Problem statement: Extract and list every line that contains the word "delta".

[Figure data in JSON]
________________________________________
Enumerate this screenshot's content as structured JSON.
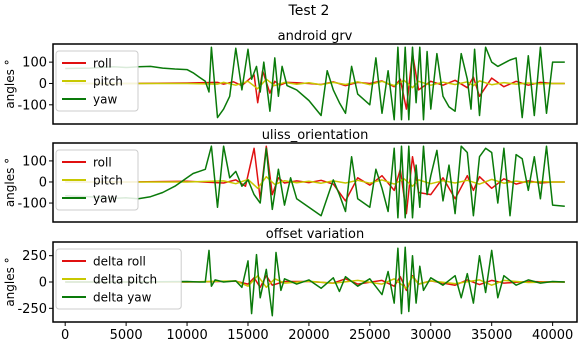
{
  "figure_title": "Test 2",
  "colors": {
    "roll": "#e01010",
    "pitch": "#c8c800",
    "yaw": "#0a7a0a"
  },
  "x_ticks": [
    0,
    5000,
    10000,
    15000,
    20000,
    25000,
    30000,
    35000,
    40000
  ],
  "chart_data": [
    {
      "type": "line",
      "title": "android grv",
      "ylabel": "angles °",
      "xlim": [
        -1000,
        42000
      ],
      "ylim": [
        -190,
        185
      ],
      "yticks": [
        -100,
        0,
        100
      ],
      "grid": false,
      "legend_position": "left",
      "series": [
        {
          "name": "roll",
          "color_key": "roll",
          "x": [
            0,
            5000,
            10000,
            12500,
            13000,
            13800,
            14500,
            15500,
            15800,
            16200,
            16800,
            17200,
            17600,
            18200,
            19000,
            20000,
            21000,
            22000,
            23000,
            24000,
            25000,
            26000,
            27000,
            27500,
            28000,
            28500,
            29000,
            30000,
            31000,
            32000,
            33000,
            33500,
            34000,
            35000,
            36000,
            37000,
            38000,
            39000,
            40000,
            41000
          ],
          "y": [
            0,
            0,
            2,
            5,
            -3,
            8,
            -10,
            40,
            -90,
            60,
            -45,
            10,
            -8,
            5,
            3,
            0,
            -5,
            8,
            -10,
            5,
            0,
            12,
            -15,
            20,
            -120,
            140,
            -30,
            10,
            -8,
            15,
            -20,
            30,
            -60,
            25,
            -15,
            10,
            -8,
            5,
            0,
            0
          ]
        },
        {
          "name": "pitch",
          "color_key": "pitch",
          "x": [
            0,
            5000,
            10000,
            12500,
            13000,
            14000,
            15000,
            15800,
            16500,
            17200,
            18000,
            19000,
            20000,
            21000,
            22000,
            23000,
            24000,
            25000,
            26000,
            27000,
            27800,
            28500,
            29000,
            30000,
            31000,
            32000,
            33000,
            33500,
            34000,
            35000,
            36000,
            37000,
            38000,
            39000,
            40000,
            41000
          ],
          "y": [
            0,
            0,
            0,
            -3,
            5,
            -8,
            10,
            -25,
            20,
            -10,
            5,
            -4,
            3,
            -6,
            5,
            -5,
            8,
            -6,
            10,
            -10,
            15,
            -20,
            10,
            -8,
            6,
            -5,
            8,
            -10,
            12,
            -6,
            4,
            -3,
            2,
            -2,
            0,
            0
          ]
        },
        {
          "name": "yaw",
          "color_key": "yaw",
          "x": [
            0,
            2000,
            4000,
            5000,
            6000,
            7000,
            8000,
            9000,
            10000,
            10500,
            11000,
            11500,
            11800,
            12000,
            12500,
            13000,
            13500,
            14000,
            14500,
            15000,
            15300,
            15700,
            16000,
            16300,
            16800,
            17200,
            17500,
            17800,
            18200,
            19000,
            20000,
            21000,
            21500,
            22000,
            22500,
            23000,
            23500,
            24000,
            25000,
            25500,
            26000,
            26500,
            27000,
            27300,
            27600,
            27900,
            28200,
            28500,
            28800,
            29100,
            29400,
            29700,
            30000,
            30500,
            31000,
            31500,
            32000,
            32500,
            33000,
            33300,
            33600,
            34000,
            34500,
            35000,
            35500,
            36000,
            36500,
            37000,
            37500,
            38000,
            38500,
            39000,
            39500,
            40000,
            40500,
            41000
          ],
          "y": [
            70,
            72,
            78,
            75,
            78,
            80,
            72,
            68,
            65,
            50,
            30,
            10,
            -40,
            170,
            -160,
            -120,
            -60,
            165,
            -30,
            160,
            20,
            80,
            -40,
            100,
            -130,
            120,
            -60,
            80,
            -10,
            -30,
            -80,
            -150,
            60,
            -30,
            -90,
            -140,
            80,
            -50,
            -100,
            120,
            -140,
            60,
            -170,
            170,
            -170,
            170,
            -170,
            170,
            -90,
            170,
            -170,
            150,
            -120,
            140,
            -60,
            -110,
            -130,
            140,
            20,
            -120,
            160,
            -150,
            170,
            100,
            80,
            95,
            110,
            120,
            -160,
            130,
            -150,
            170,
            -140,
            100,
            100,
            100
          ]
        }
      ]
    },
    {
      "type": "line",
      "title": "uliss_orientation",
      "ylabel": "angles °",
      "xlim": [
        -1000,
        42000
      ],
      "ylim": [
        -190,
        185
      ],
      "yticks": [
        -100,
        0,
        100
      ],
      "grid": false,
      "legend_position": "left",
      "series": [
        {
          "name": "roll",
          "color_key": "roll",
          "x": [
            0,
            5000,
            10000,
            13000,
            14000,
            14800,
            15500,
            16000,
            16500,
            17000,
            17500,
            18000,
            19000,
            20000,
            21000,
            22000,
            23000,
            24000,
            25000,
            26000,
            27000,
            27500,
            28000,
            28500,
            29000,
            30000,
            31000,
            32000,
            33000,
            33500,
            34000,
            35000,
            36000,
            37000,
            38000,
            39000,
            40000,
            41000
          ],
          "y": [
            0,
            0,
            3,
            -5,
            10,
            -20,
            160,
            -80,
            170,
            -60,
            20,
            -5,
            5,
            -3,
            8,
            -10,
            -90,
            20,
            -15,
            30,
            -40,
            60,
            -150,
            120,
            -50,
            -60,
            20,
            -80,
            30,
            -40,
            25,
            -30,
            15,
            -10,
            5,
            -5,
            0,
            0
          ]
        },
        {
          "name": "pitch",
          "color_key": "pitch",
          "x": [
            0,
            5000,
            10000,
            13000,
            14000,
            15000,
            15800,
            16500,
            17200,
            18000,
            19000,
            20000,
            21000,
            22000,
            23000,
            24000,
            25000,
            26000,
            27000,
            27800,
            28500,
            29000,
            30000,
            31000,
            32000,
            33000,
            34000,
            35000,
            36000,
            37000,
            38000,
            39000,
            40000,
            41000
          ],
          "y": [
            0,
            0,
            0,
            5,
            -8,
            12,
            -30,
            25,
            -12,
            6,
            -4,
            3,
            -6,
            5,
            -5,
            8,
            -6,
            10,
            -10,
            15,
            -20,
            10,
            -8,
            6,
            -5,
            8,
            -10,
            12,
            -6,
            4,
            -3,
            2,
            0,
            0
          ]
        },
        {
          "name": "yaw",
          "color_key": "yaw",
          "x": [
            0,
            2000,
            4000,
            5000,
            6000,
            7000,
            8000,
            9000,
            10000,
            10500,
            11000,
            11500,
            12000,
            12500,
            13000,
            13500,
            14000,
            14500,
            15000,
            15500,
            16000,
            16500,
            17000,
            17500,
            18000,
            18500,
            19000,
            20000,
            21000,
            22000,
            22500,
            23000,
            23500,
            24000,
            25000,
            25500,
            26000,
            26500,
            27000,
            27300,
            27600,
            27900,
            28200,
            28500,
            28800,
            29100,
            29400,
            29700,
            30000,
            30500,
            31000,
            31500,
            32000,
            32500,
            33000,
            33500,
            34000,
            34500,
            35000,
            35500,
            36000,
            36500,
            37000,
            37500,
            38000,
            38500,
            39000,
            39500,
            40000,
            41000
          ],
          "y": [
            -65,
            -70,
            -78,
            -75,
            -80,
            -70,
            -50,
            -20,
            20,
            40,
            50,
            60,
            170,
            -120,
            170,
            20,
            50,
            -20,
            10,
            -60,
            -100,
            160,
            -130,
            60,
            -110,
            20,
            -80,
            -120,
            -160,
            10,
            -60,
            -140,
            120,
            -80,
            -120,
            60,
            -30,
            -140,
            160,
            -170,
            170,
            -170,
            170,
            -170,
            80,
            -120,
            170,
            -60,
            30,
            150,
            -90,
            80,
            -150,
            170,
            140,
            -160,
            120,
            160,
            140,
            -100,
            160,
            -160,
            130,
            110,
            -40,
            120,
            -80,
            170,
            -110,
            -115
          ]
        }
      ]
    },
    {
      "type": "line",
      "title": "offset variation",
      "ylabel": "angles °",
      "xlim": [
        -1000,
        42000
      ],
      "ylim": [
        -380,
        380
      ],
      "yticks": [
        -250,
        0,
        250
      ],
      "grid": false,
      "legend_position": "left",
      "series": [
        {
          "name": "delta roll",
          "color_key": "roll",
          "x": [
            0,
            5000,
            10000,
            14000,
            15000,
            15500,
            16000,
            16500,
            17000,
            18000,
            20000,
            22000,
            23000,
            24000,
            26000,
            27000,
            27500,
            28000,
            28500,
            29000,
            30000,
            32000,
            33000,
            34000,
            35000,
            36000,
            38000,
            40000,
            41000
          ],
          "y": [
            0,
            0,
            0,
            8,
            -20,
            40,
            -50,
            60,
            -30,
            5,
            5,
            -10,
            30,
            -20,
            15,
            -40,
            50,
            -80,
            60,
            -20,
            10,
            -30,
            20,
            -25,
            15,
            -10,
            5,
            0,
            0
          ]
        },
        {
          "name": "delta pitch",
          "color_key": "pitch",
          "x": [
            0,
            5000,
            10000,
            14000,
            15000,
            15800,
            16500,
            17200,
            18000,
            20000,
            22000,
            24000,
            26000,
            27000,
            28000,
            28500,
            29000,
            30000,
            32000,
            34000,
            35000,
            36000,
            38000,
            40000,
            41000
          ],
          "y": [
            0,
            0,
            0,
            10,
            -40,
            60,
            -50,
            30,
            -10,
            8,
            -12,
            15,
            -20,
            30,
            -60,
            50,
            -20,
            10,
            -15,
            20,
            -30,
            15,
            -5,
            0,
            0
          ]
        },
        {
          "name": "delta yaw",
          "color_key": "yaw",
          "x": [
            0,
            5000,
            10000,
            11000,
            11500,
            11800,
            12000,
            12300,
            13000,
            14000,
            14500,
            15000,
            15300,
            15700,
            16000,
            16500,
            17000,
            17300,
            17700,
            18000,
            19000,
            20000,
            21000,
            22000,
            22500,
            23000,
            24000,
            25000,
            26000,
            26500,
            27000,
            27300,
            27600,
            27900,
            28200,
            28500,
            28800,
            29100,
            29400,
            30000,
            31000,
            32000,
            32500,
            33000,
            33500,
            34000,
            34500,
            35000,
            35500,
            36000,
            37000,
            38000,
            39000,
            40000,
            41000
          ],
          "y": [
            0,
            0,
            5,
            0,
            0,
            300,
            -40,
            20,
            0,
            10,
            -50,
            200,
            -300,
            260,
            -150,
            120,
            -320,
            280,
            -80,
            30,
            -20,
            20,
            -60,
            40,
            -90,
            50,
            -40,
            30,
            -120,
            100,
            -200,
            320,
            -300,
            330,
            -280,
            250,
            -200,
            150,
            -80,
            40,
            -30,
            60,
            -150,
            80,
            -200,
            250,
            -100,
            300,
            -150,
            60,
            -30,
            20,
            -10,
            5,
            0
          ]
        }
      ]
    }
  ]
}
________________________________________
Answer to this task:
          "name": "delta roll",
          "name": "delta pitch",
          "name": "delta yaw",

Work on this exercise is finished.